• [Written request] In the entries below, find every line with "icon" and copy it.

^^^^^^^^

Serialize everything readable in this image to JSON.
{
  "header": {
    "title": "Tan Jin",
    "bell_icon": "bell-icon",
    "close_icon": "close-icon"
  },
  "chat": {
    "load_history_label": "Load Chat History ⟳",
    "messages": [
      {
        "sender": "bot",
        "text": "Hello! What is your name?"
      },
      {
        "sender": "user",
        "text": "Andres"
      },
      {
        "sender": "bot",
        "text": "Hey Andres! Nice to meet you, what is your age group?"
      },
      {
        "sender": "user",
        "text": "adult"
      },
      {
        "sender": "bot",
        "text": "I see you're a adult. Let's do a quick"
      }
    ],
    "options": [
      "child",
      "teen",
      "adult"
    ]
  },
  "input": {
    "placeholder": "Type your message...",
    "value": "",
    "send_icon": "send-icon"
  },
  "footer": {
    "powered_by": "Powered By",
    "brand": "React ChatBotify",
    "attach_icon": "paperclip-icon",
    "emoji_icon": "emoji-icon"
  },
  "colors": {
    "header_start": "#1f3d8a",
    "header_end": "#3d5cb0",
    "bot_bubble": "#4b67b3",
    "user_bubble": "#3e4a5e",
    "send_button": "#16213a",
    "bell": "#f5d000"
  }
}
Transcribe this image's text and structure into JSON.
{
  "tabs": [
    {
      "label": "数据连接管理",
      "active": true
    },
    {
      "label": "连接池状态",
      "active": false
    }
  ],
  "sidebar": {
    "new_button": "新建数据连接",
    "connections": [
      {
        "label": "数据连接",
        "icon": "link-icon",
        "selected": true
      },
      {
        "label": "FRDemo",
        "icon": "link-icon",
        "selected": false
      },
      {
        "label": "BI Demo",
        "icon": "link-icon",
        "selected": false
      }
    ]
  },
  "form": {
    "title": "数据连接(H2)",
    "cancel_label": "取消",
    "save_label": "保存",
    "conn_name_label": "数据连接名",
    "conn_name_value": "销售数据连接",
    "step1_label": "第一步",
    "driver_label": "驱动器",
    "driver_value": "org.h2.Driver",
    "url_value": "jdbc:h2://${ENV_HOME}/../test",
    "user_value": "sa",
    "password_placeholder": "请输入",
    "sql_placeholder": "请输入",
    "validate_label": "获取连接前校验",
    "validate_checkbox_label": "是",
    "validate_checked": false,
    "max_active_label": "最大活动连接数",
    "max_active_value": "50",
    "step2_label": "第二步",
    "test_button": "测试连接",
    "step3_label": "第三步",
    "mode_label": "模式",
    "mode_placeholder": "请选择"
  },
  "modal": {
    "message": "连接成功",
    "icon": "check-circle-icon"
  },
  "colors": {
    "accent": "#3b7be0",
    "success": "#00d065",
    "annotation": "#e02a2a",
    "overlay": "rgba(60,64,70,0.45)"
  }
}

^^^^^^^^

• [Written answer]
    "bell_icon": "bell-icon",
    "close_icon": "close-icon"
    "send_icon": "send-icon"
    "attach_icon": "paperclip-icon",
    "emoji_icon": "emoji-icon"
        "icon": "link-icon",
        "icon": "link-icon",
        "icon": "link-icon",
    "icon": "check-circle-icon"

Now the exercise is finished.